▶ [AIM]: Pull out every line below containing the word "EuroIntervention".

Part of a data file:
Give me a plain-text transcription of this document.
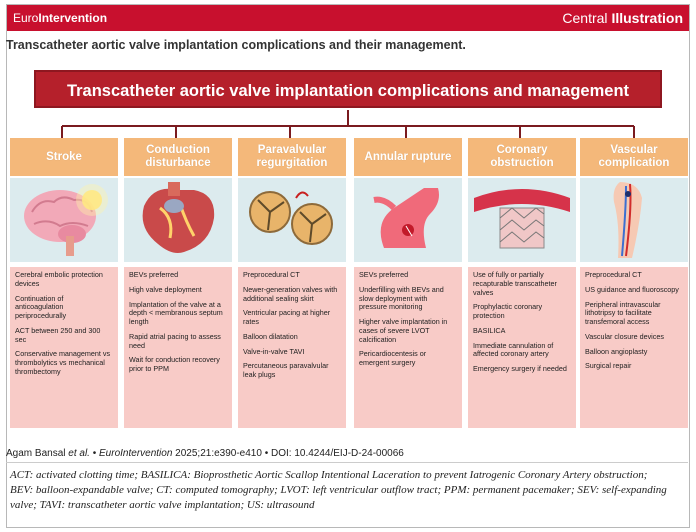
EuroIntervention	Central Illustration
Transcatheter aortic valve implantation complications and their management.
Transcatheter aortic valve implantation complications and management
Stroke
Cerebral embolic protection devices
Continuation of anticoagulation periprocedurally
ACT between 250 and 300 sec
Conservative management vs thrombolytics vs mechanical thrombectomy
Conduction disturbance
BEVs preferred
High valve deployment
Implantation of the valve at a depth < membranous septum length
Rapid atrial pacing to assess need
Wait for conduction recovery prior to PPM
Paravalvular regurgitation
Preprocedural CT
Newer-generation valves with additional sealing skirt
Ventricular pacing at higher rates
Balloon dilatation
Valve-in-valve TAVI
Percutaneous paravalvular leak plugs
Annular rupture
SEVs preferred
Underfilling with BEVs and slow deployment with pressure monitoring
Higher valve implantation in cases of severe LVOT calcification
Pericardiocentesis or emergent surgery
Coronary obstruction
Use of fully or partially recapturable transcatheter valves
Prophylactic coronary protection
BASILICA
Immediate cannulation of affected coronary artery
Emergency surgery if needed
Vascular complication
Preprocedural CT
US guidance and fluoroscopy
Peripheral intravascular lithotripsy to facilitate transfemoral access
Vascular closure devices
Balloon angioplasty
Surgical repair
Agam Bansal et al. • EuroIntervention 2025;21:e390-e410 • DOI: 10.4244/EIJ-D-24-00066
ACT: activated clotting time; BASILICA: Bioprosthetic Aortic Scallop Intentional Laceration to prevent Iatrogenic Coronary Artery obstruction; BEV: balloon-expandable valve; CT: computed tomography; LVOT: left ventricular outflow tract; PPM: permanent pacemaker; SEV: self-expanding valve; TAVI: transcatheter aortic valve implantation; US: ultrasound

▶ [RESPONSE BELOW]:
EuroIntervention	Central Illustration
Agam Bansal et al. • EuroIntervention 2025;21:e390-e410 • DOI: 10.4244/EIJ-D-24-00066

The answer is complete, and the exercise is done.